→ SET TASK
Reproduce each line of the material exactly, minus any picture.

-------- DATA LINES --------

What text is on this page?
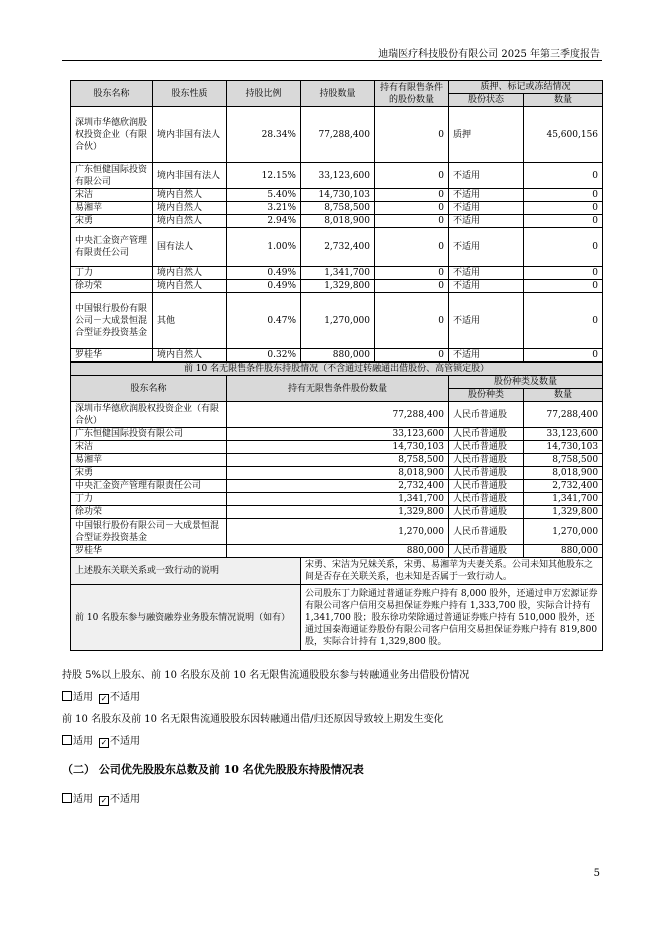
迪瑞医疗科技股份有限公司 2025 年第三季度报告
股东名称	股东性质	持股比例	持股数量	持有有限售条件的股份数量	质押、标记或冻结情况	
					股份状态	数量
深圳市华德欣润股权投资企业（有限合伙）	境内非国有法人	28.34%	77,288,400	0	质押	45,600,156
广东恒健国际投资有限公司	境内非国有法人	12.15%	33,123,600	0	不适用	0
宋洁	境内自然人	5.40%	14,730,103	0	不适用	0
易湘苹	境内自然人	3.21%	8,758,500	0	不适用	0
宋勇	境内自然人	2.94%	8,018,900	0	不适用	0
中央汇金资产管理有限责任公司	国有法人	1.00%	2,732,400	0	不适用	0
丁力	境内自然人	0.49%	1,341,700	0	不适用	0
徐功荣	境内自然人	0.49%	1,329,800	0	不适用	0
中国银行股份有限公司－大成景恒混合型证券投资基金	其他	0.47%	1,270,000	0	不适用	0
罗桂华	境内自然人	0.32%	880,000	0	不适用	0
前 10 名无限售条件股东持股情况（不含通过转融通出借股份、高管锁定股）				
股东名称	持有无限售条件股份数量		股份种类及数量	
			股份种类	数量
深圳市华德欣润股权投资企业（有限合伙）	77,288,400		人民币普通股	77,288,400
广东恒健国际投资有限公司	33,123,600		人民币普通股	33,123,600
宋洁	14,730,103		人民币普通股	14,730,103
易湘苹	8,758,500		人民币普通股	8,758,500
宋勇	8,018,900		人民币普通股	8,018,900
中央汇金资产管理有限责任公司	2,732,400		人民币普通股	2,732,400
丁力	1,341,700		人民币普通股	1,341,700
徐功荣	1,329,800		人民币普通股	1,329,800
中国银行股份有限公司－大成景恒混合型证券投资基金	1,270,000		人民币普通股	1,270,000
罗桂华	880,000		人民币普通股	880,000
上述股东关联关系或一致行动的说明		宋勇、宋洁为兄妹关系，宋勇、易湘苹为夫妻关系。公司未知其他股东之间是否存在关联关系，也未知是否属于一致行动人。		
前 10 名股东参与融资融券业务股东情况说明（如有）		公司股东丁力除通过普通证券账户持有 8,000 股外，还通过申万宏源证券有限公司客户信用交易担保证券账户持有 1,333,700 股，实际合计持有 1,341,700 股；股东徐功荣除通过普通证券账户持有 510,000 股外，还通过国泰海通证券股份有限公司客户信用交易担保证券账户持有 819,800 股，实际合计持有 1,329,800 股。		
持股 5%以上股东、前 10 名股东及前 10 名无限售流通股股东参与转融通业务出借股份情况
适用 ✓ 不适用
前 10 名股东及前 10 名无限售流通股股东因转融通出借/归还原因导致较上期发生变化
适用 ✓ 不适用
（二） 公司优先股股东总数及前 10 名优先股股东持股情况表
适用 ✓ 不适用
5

--------

→ EXERCISE RESPONSE
What text is on this page?
迪瑞医疗科技股份有限公司 2025 年第三季度报告
股东名称	股东性质	持股比例	持股数量	持有有限售条件的股份数量	质押、标记或冻结情况	
					股份状态	数量
深圳市华德欣润股权投资企业（有限合伙）	境内非国有法人	28.34%	77,288,400	0	质押	45,600,156
广东恒健国际投资有限公司	境内非国有法人	12.15%	33,123,600	0	不适用	0
宋洁	境内自然人	5.40%	14,730,103	0	不适用	0
易湘苹	境内自然人	3.21%	8,758,500	0	不适用	0
宋勇	境内自然人	2.94%	8,018,900	0	不适用	0
中央汇金资产管理有限责任公司	国有法人	1.00%	2,732,400	0	不适用	0
丁力	境内自然人	0.49%	1,341,700	0	不适用	0
徐功荣	境内自然人	0.49%	1,329,800	0	不适用	0
中国银行股份有限公司－大成景恒混合型证券投资基金	其他	0.47%	1,270,000	0	不适用	0
罗桂华	境内自然人	0.32%	880,000	0	不适用	0
前 10 名无限售条件股东持股情况（不含通过转融通出借股份、高管锁定股）				
股东名称	持有无限售条件股份数量		股份种类及数量	
			股份种类	数量
深圳市华德欣润股权投资企业（有限合伙）	77,288,400		人民币普通股	77,288,400
广东恒健国际投资有限公司	33,123,600		人民币普通股	33,123,600
宋洁	14,730,103		人民币普通股	14,730,103
易湘苹	8,758,500		人民币普通股	8,758,500
宋勇	8,018,900		人民币普通股	8,018,900
中央汇金资产管理有限责任公司	2,732,400		人民币普通股	2,732,400
丁力	1,341,700		人民币普通股	1,341,700
徐功荣	1,329,800		人民币普通股	1,329,800
中国银行股份有限公司－大成景恒混合型证券投资基金	1,270,000		人民币普通股	1,270,000
罗桂华	880,000		人民币普通股	880,000
上述股东关联关系或一致行动的说明		宋勇、宋洁为兄妹关系，宋勇、易湘苹为夫妻关系。公司未知其他股东之间是否存在关联关系，也未知是否属于一致行动人。		
前 10 名股东参与融资融券业务股东情况说明（如有）		公司股东丁力除通过普通证券账户持有 8,000 股外，还通过申万宏源证券有限公司客户信用交易担保证券账户持有 1,333,700 股，实际合计持有 1,341,700 股；股东徐功荣除通过普通证券账户持有 510,000 股外，还通过国泰海通证券股份有限公司客户信用交易担保证券账户持有 819,800 股，实际合计持有 1,329,800 股。		
持股 5%以上股东、前 10 名股东及前 10 名无限售流通股股东参与转融通业务出借股份情况
适用 ✓ 不适用
前 10 名股东及前 10 名无限售流通股股东因转融通出借/归还原因导致较上期发生变化
适用 ✓ 不适用
（二） 公司优先股股东总数及前 10 名优先股股东持股情况表
适用 ✓ 不适用
5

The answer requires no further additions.